Texto de leitura:
.....
Primeira parcela do 13º do INSS cai na conta pela manhã

Veja o horário e as datas de pagamento em 2026

Os aposentados e pensionistas do INSS contam com uma boa notícia neste primeiro semestre: a antecipação do 13º salário de 2026 foi confirmada pelo governo federal. A medida vai injetar bilhões de reais na economia e beneficiar milhões de segurados em todo o país. Com a chegada do período de depósitos, uma dúvida muito comum surge entre os beneficiários: afinal, que horas cai o pagamento do INSS na conta? Se você quer saber se o dinheiro cai pela manhã ou como consultar a sua data exata, acompanhe todos os detalhes abaixo.

Que horas cai o pagamento do 13º do INSS na conta?

Muitos segurados têm o hábito de verificar o saldo logo cedo para saber se o benefício já está disponível. O INSS não estabelece um horário fixo padrão para que o dinheiro caia na conta, pois isso depende diretamente do sistema de processamento de cada instituição bancária onde o segurado recebe o benefício.
.....
Tarefas:
A - Reproduza o trecho do texto sobre o 13º do INSS de "Primeira parcela do" a "13º do INSS na conta?", trocando "governo federal" por "Ministério da Previdência".
B - Responda com base no texto sobre o 13º do INSS:
(i) O que o governo federal confirmou?
(ii) Quem conta com a boa notícia neste primeiro semestre?
(iii) Do que depende o horário em que o dinheiro cai na conta?
.....
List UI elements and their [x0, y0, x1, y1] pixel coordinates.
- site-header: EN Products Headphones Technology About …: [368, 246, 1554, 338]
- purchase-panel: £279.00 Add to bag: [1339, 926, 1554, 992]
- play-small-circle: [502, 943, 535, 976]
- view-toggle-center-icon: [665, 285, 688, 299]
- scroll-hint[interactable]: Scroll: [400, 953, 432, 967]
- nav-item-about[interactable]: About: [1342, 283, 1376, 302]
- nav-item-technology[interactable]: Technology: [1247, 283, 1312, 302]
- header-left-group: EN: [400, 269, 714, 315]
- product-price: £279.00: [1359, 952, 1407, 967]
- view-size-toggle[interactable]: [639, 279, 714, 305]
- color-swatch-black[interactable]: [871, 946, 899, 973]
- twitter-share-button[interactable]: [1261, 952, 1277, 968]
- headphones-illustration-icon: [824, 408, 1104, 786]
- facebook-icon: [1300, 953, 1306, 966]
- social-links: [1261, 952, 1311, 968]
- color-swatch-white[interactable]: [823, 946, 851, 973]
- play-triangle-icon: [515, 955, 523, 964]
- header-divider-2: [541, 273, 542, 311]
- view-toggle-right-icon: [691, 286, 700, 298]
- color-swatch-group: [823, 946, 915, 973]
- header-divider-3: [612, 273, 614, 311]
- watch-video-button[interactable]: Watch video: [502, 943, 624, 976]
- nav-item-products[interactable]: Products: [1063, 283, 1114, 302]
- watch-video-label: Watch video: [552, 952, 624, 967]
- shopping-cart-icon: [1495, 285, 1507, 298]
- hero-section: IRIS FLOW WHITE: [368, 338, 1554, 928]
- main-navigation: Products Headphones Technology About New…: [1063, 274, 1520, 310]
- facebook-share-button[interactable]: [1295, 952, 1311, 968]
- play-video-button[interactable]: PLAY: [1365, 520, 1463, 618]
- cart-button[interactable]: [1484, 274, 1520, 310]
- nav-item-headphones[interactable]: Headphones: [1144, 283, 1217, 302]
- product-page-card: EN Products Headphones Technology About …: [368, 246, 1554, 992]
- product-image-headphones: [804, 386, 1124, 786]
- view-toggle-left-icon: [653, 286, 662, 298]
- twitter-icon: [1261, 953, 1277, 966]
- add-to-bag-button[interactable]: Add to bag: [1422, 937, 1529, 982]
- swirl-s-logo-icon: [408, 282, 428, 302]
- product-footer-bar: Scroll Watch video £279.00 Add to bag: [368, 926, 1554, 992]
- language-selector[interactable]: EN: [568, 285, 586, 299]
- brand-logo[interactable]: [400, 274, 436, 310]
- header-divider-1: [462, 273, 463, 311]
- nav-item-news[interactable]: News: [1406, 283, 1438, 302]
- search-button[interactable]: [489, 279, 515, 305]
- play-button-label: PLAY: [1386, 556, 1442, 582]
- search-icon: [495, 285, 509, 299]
.....
Gabarito:
A -
Primeira parcela do 13º do INSS cai na conta pela manhã

Veja o horário e as datas de pagamento em 2026

Os aposentados e pensionistas do INSS contam com uma boa notícia neste primeiro semestre: a antecipação do 13º salário de 2026 foi confirmada pelo Ministério da Previdência. A medida vai injetar bilhões de reais na economia e beneficiar milhões de segurados em todo o país. Com a chegada do período de depósitos, uma dúvida muito comum surge entre os beneficiários: afinal, que horas cai o pagamento do INSS na conta? Se você quer saber se o dinheiro cai pela manhã ou como consultar a sua data exata, acompanhe todos os detalhes abaixo.

Que horas cai o pagamento do 13º do INSS na conta?

B -
(i) A antecipação do 13º salário de 2026.
(ii) Os aposentados e pensionistas do INSS.
(iii) Do sistema de processamento de cada instituição bancária onde o segurado recebe o benefício.